Laura Millan Lombrana

08/08/2018 15h58

(Bloomberg) -- Na primeira vez que entrou no refeitório de Escondida, a gigantesca operação de mineração da BHP Billiton no norte do Chile, Karen Requena não pôde deixar de sentir os incontáveis olhares fixos em seu corpo ao caminhar pelo enorme salão. "Isso não poderia ficar pior", pensou. Quando foi procurar um lugar para sentar, o alarido começou. Milhares de homens começaram a bater nos pratos com facas e garfos. O ritmo do barulho ensurdecedor acelerava enquanto ela procurava um lugar vazio.

A situação se repetia dia após dia na maior mina de cobre do mundo. Era 2012 e Requena trabalhava em turnos de 10 dias como oficial de segurança de Escondida para a Villatol, uma contratada da BHP Billiton. Logo ela começou a comer sozinha em sua sala.

Cinco anos depois, Soledad Cáceres, outra funcionária de segurança, testemunhou uma cena quase idêntica no refeitório da mina Zaldívar, da Antofagasta. Cáceres relatou o que havia testemunhado ao empregador e à direção da Antofagasta. Os chefes ignoraram a queixa, conta ela. Três meses depois, a contratada para a qual ela trabalhava, a Rentalmin, se recusou a renovar seu contrato. Posteriormente ela foi informada por um ex-colega de trabalho que seu comentário havia sido considerado "fora do lugar" pela direção da Rentalmin, diz Cáceres. "Os homens acham que as mulheres precisam se adaptar porque este mundo ainda é deles", diz. "Aquelas que reclamam são tratadas como geradoras de problemas, como loucas."

As experiências contadas por Requena e Cáceres não são eventos isolados. As mulheres são rotineiramente submetidas a comportamentos humilhantes e piores do que esses, segundo entrevistas da Bloomberg com mais de uma dúzia de funcionárias e ex-funcionárias e pesquisas acadêmicas. Um estudo realizado em 2016 para o Ministério da Mineração entrevistou 603 mulheres e constatou que mais de 40 por cento haviam escutado piadas, cantadas e assobios. Cerca de 20 por cento haviam sido apalpadas e 7 por cento haviam recebido propostas para terem relações íntimas.

A mineração é de longe a maior indústria do Chile, respondendo por cerca de 10 por cento do produto interno bruto e por mais da metade das exportações do país. As mulheres atualmente representam cerca de 8 por cento da força de trabalho. Em comparação, no Canadá pouco menos de 20 por cento dos funcionários da indústria da mineração são mulheres.

"Eu gostaria de ver uma incorporação mais rápida das mulheres", disse o ministro da Mineração do Chile, Baldo Prokurica, acrescentando que algumas empresas consideram que "as mulheres são menos propensas a sofrer acidentes e que as máquinas operadas por mulheres nas minas exigem menos manutenção".

* [Enunciado]:
Dê continuidade ao texto sobre as mulheres na mineração chilena, começando logo depois da última frase.

* [Dados fornecidos]:
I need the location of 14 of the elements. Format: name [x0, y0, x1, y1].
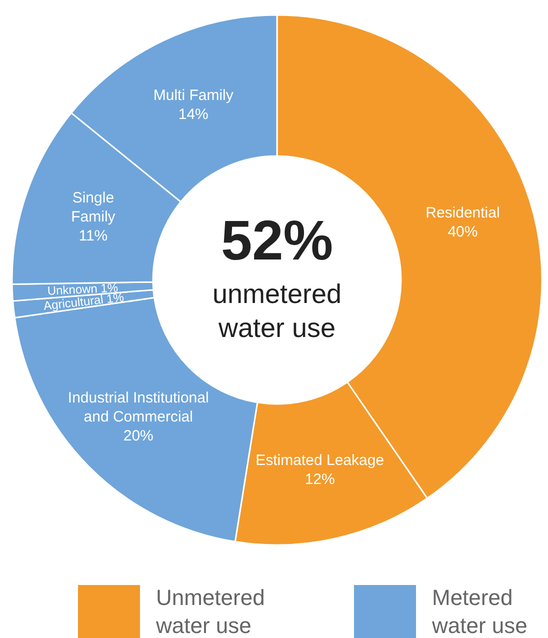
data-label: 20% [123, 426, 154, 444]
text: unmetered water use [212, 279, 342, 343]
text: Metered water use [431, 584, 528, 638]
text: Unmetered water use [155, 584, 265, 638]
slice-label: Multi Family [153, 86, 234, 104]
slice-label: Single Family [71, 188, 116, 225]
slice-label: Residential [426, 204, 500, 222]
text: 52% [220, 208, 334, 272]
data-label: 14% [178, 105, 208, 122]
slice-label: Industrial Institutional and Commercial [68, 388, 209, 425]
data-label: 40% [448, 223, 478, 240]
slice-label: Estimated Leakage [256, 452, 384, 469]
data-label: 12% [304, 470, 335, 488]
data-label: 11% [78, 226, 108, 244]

* [Resposta]:
Os avanços tecnológicos devem ajudar. A mineração na era moderna já não é o trabalho fisicamente desgastante de antigamente. Dirigir um caminhão gigante de 550 toneladas, atualmente equipado com direção hidráulica e ar condicionado, não requer um esforço muito maior que o de dirigir um carro. "É possível dirigir o caminhão com o dedo mindinho", diz Gustavo Tapia, presidente da Federação de Mineração do Chile. E à medida que escavadeiras e outras máquinas pesadas automatizadas vão substituindo lentamente o trabalho de mineração tradicional, as operações podem ser controladas e monitoradas a partir de estações de trabalho confortáveis localizadas a centenas de quilômetros da mina. O trabalho oferece um excelente plano de saúde familiar e salário de cerca de US$ 23.500 por ano, em média, quase o dobro do salário médio no Chile.

Empresas de mineração de todo o mundo estão se unindo a uma iniciativa do setor em prol da igualdade de gênero e criando iniciativas para aumentar a proporção de mulheres que trabalham em minas, fundições e refinarias. A BHP prometeu alcançar o equilíbrio de gênero em todas as suas operações espalhadas pelo mundo até 2025, a Freeport-McMoRan estabeleceu uma meta de 15 por cento de funcionárias e a Antofagasta recentemente nomeou mulheres para os conselhos de todas as suas minas. No Chile, as minas controladas pelo governo têm históricos díspares. A Codelco está tentando contratar mais mulheres e, em uma de suas operações de mineração, conseguiu: na Gabriela Mistral, as mulheres representam 24 por cento dos funcionários. Ainda assim, a empresa não conta com nenhuma mulher executiva, nem com assento no conselho.